### [REQUEST]
Give an exact copy of every line, leaving images out.
◆ ◆ ◆ ◆
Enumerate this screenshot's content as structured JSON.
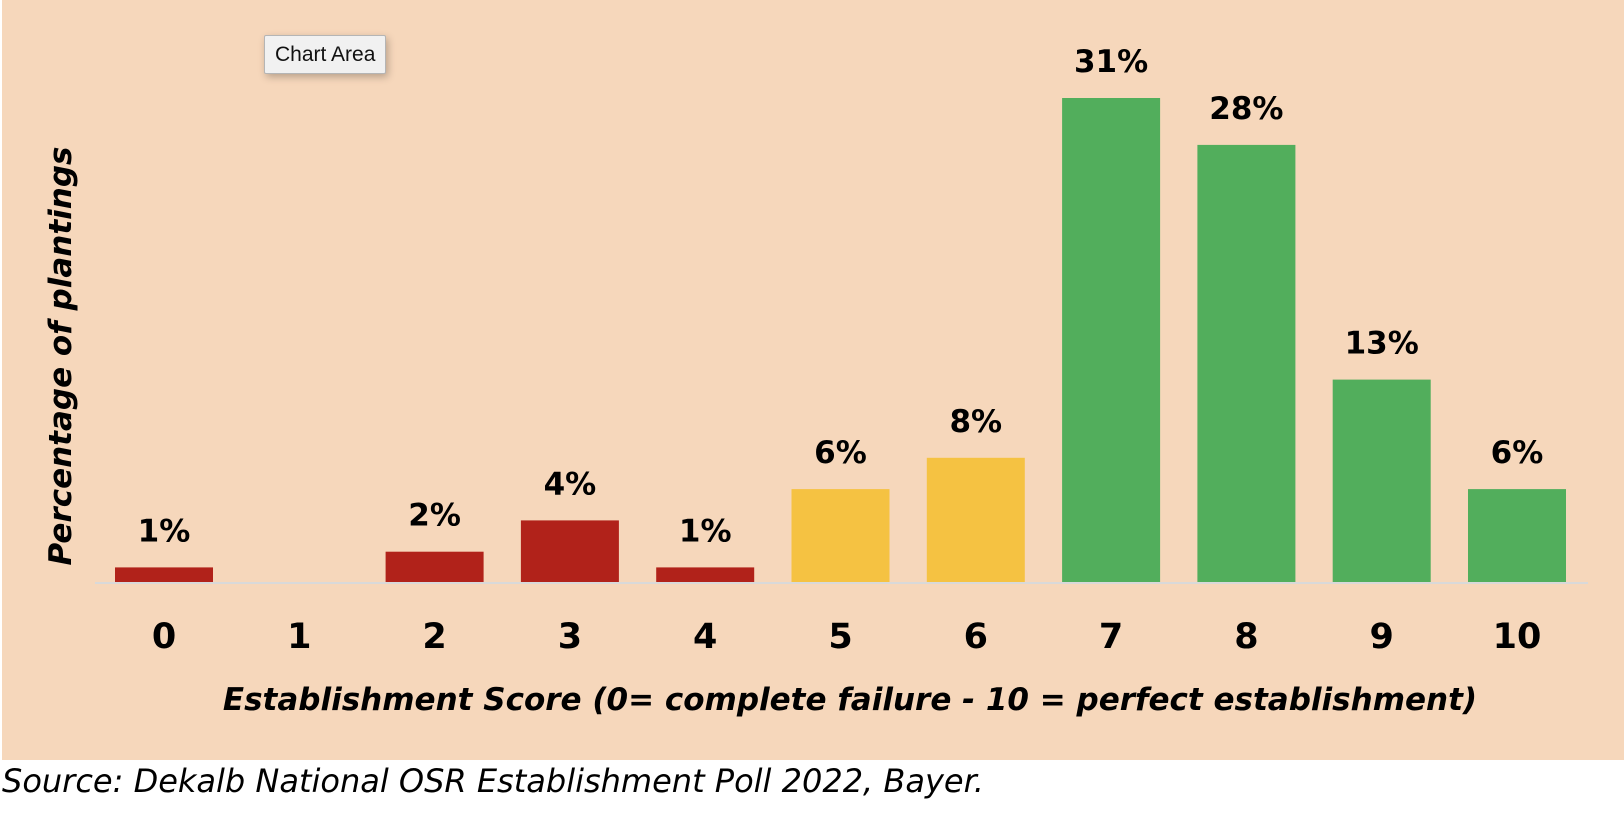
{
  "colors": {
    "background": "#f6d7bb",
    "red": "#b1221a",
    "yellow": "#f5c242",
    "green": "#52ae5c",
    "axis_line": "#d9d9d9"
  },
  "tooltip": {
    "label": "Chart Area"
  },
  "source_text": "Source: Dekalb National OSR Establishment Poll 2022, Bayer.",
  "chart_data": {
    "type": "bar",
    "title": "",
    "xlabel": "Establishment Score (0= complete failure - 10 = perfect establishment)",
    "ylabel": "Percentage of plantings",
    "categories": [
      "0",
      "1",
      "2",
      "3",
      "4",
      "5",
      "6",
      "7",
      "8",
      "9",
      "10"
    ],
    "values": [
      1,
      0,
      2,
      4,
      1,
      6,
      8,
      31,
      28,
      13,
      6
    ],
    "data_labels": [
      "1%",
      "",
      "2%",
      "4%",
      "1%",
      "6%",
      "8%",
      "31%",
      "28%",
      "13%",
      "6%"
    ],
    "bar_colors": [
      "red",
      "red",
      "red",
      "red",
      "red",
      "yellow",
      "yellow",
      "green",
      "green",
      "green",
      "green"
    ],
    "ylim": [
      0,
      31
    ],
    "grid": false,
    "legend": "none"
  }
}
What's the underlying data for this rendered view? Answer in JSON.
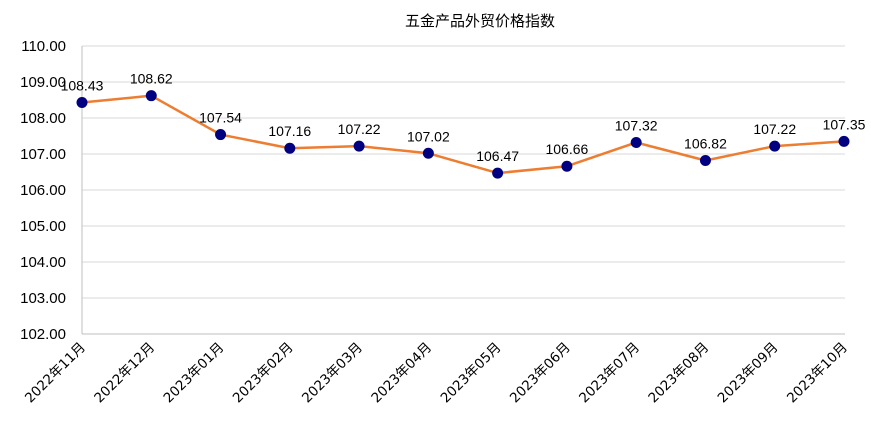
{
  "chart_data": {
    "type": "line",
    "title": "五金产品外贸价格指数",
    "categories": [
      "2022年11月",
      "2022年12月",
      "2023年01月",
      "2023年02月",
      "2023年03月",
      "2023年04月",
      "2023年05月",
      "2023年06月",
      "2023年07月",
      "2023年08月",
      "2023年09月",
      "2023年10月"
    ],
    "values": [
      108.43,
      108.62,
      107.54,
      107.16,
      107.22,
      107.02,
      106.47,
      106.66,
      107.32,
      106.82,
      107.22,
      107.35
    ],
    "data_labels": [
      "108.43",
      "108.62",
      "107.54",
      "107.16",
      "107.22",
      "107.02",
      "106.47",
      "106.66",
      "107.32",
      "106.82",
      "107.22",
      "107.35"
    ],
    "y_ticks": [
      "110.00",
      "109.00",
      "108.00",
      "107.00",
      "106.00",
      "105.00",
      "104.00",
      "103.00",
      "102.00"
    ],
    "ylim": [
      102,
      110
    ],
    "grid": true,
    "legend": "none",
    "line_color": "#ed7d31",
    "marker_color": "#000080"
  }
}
◆ ◆ ◆ ◆
### [RESPONSE TO THIS TASK]
Enumerate this screenshot's content as structured JSON.
{
  "colors": {
    "background": "#f6d7bb",
    "red": "#b1221a",
    "yellow": "#f5c242",
    "green": "#52ae5c",
    "axis_line": "#d9d9d9"
  },
  "tooltip": {
    "label": "Chart Area"
  },
  "source_text": "Source: Dekalb National OSR Establishment Poll 2022, Bayer.",
  "chart_data": {
    "type": "bar",
    "title": "",
    "xlabel": "Establishment Score (0= complete failure - 10 = perfect establishment)",
    "ylabel": "Percentage of plantings",
    "categories": [
      "0",
      "1",
      "2",
      "3",
      "4",
      "5",
      "6",
      "7",
      "8",
      "9",
      "10"
    ],
    "values": [
      1,
      0,
      2,
      4,
      1,
      6,
      8,
      31,
      28,
      13,
      6
    ],
    "data_labels": [
      "1%",
      "",
      "2%",
      "4%",
      "1%",
      "6%",
      "8%",
      "31%",
      "28%",
      "13%",
      "6%"
    ],
    "bar_colors": [
      "red",
      "red",
      "red",
      "red",
      "red",
      "yellow",
      "yellow",
      "green",
      "green",
      "green",
      "green"
    ],
    "ylim": [
      0,
      31
    ],
    "grid": false,
    "legend": "none"
  }
}
What's the underlying data for this rendered view? Answer in JSON.
{
  "chart_data": {
    "type": "line",
    "title": "五金产品外贸价格指数",
    "categories": [
      "2022年11月",
      "2022年12月",
      "2023年01月",
      "2023年02月",
      "2023年03月",
      "2023年04月",
      "2023年05月",
      "2023年06月",
      "2023年07月",
      "2023年08月",
      "2023年09月",
      "2023年10月"
    ],
    "values": [
      108.43,
      108.62,
      107.54,
      107.16,
      107.22,
      107.02,
      106.47,
      106.66,
      107.32,
      106.82,
      107.22,
      107.35
    ],
    "data_labels": [
      "108.43",
      "108.62",
      "107.54",
      "107.16",
      "107.22",
      "107.02",
      "106.47",
      "106.66",
      "107.32",
      "106.82",
      "107.22",
      "107.35"
    ],
    "y_ticks": [
      "110.00",
      "109.00",
      "108.00",
      "107.00",
      "106.00",
      "105.00",
      "104.00",
      "103.00",
      "102.00"
    ],
    "ylim": [
      102,
      110
    ],
    "grid": true,
    "legend": "none",
    "line_color": "#ed7d31",
    "marker_color": "#000080"
  }
}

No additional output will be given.